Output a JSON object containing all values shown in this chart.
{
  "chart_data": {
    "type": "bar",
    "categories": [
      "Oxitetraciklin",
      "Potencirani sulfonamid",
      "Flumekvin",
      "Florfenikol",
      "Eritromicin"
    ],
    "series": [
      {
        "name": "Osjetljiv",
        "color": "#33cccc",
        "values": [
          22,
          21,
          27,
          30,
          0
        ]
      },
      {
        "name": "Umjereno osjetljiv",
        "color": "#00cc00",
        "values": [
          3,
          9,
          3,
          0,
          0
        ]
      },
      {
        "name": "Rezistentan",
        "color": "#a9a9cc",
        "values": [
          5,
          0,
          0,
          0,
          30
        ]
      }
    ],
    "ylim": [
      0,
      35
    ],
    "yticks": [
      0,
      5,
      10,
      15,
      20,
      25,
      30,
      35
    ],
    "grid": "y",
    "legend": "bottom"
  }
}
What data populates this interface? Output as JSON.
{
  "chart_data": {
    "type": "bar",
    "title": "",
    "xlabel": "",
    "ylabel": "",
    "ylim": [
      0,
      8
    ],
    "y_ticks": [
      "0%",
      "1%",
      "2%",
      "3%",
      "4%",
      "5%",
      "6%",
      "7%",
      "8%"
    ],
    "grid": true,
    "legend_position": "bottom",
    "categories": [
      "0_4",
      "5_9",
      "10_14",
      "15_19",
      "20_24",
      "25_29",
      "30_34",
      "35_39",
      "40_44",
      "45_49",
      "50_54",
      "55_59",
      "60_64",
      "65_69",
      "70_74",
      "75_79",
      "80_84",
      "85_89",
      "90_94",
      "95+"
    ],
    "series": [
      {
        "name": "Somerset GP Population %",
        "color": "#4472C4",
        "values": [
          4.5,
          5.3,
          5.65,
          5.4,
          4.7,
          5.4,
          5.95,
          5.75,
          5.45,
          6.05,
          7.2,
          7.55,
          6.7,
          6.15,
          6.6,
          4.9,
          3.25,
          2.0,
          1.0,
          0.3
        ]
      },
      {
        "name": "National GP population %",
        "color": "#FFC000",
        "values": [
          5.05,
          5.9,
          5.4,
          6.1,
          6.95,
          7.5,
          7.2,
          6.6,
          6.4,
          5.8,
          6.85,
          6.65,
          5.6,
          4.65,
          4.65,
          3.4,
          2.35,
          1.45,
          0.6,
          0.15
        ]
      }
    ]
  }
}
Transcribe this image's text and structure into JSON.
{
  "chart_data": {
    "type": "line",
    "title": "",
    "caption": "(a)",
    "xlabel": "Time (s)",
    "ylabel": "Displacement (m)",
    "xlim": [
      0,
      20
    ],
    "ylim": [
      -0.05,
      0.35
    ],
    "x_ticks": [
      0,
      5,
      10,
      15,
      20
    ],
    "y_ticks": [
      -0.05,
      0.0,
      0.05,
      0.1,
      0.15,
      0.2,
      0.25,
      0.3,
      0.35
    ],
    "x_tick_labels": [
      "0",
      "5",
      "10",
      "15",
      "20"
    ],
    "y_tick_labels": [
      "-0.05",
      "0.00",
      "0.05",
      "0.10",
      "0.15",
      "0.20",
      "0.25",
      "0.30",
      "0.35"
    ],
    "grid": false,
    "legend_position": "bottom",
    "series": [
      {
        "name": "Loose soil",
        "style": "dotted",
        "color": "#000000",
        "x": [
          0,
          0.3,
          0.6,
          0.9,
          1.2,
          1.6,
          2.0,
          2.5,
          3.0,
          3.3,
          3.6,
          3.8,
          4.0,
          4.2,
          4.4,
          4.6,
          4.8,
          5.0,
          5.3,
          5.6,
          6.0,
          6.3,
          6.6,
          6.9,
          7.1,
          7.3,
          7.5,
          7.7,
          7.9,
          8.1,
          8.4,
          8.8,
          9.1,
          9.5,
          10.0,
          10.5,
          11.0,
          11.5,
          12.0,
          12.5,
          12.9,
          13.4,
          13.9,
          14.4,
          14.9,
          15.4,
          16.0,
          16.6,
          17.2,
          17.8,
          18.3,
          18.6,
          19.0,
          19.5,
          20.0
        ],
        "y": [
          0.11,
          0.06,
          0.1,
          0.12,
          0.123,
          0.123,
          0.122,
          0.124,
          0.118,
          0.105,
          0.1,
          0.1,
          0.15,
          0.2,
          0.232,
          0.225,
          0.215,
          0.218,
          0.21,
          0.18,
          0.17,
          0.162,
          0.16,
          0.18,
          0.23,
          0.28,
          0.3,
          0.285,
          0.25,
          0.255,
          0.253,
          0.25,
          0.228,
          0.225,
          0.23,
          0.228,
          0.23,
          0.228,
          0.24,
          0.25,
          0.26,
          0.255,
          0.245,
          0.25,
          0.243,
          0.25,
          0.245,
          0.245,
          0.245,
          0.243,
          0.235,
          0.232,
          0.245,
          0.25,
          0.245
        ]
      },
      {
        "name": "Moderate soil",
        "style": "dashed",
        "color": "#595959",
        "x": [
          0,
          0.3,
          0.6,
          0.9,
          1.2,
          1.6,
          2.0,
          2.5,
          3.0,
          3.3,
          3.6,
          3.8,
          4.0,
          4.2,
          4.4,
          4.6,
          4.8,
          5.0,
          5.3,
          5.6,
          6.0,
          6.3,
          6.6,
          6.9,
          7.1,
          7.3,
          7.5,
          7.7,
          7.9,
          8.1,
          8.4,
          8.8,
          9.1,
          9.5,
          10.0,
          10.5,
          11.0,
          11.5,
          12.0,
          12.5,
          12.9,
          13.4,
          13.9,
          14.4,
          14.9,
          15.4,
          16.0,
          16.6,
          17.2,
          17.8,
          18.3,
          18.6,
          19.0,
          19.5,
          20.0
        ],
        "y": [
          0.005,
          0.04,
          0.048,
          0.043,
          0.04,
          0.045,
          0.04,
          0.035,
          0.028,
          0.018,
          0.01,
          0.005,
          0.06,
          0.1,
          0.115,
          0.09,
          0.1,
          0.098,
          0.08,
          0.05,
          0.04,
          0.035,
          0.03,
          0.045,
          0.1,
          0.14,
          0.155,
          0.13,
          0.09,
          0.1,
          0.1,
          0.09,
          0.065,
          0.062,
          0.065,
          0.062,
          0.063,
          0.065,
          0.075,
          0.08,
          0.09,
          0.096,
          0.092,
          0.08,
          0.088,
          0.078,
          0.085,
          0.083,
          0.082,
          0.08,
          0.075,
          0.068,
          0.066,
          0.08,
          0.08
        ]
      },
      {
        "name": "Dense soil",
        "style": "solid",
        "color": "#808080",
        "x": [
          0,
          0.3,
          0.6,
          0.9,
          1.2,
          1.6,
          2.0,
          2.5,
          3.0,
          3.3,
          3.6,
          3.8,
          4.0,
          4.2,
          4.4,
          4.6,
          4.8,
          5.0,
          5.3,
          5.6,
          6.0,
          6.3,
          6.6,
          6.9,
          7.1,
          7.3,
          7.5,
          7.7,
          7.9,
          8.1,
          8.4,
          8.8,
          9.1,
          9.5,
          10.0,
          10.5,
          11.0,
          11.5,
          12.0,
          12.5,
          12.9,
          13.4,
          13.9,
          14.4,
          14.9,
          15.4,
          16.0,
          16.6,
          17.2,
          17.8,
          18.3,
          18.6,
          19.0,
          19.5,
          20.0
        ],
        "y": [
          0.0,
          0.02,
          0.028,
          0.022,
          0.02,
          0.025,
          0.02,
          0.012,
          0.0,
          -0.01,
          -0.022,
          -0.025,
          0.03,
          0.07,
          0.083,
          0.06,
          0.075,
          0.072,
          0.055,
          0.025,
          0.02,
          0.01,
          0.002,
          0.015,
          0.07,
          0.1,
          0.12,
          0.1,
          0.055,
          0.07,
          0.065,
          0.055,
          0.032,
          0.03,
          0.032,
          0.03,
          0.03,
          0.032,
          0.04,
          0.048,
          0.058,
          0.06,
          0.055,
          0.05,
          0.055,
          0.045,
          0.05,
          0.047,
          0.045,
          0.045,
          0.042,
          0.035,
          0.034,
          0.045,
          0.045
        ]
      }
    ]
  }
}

* WORK TO COMPLETE *
Each line containing the word "name" counts once; say how many such lines there are, giving only the number.

* SOLVED PROBLEM *
8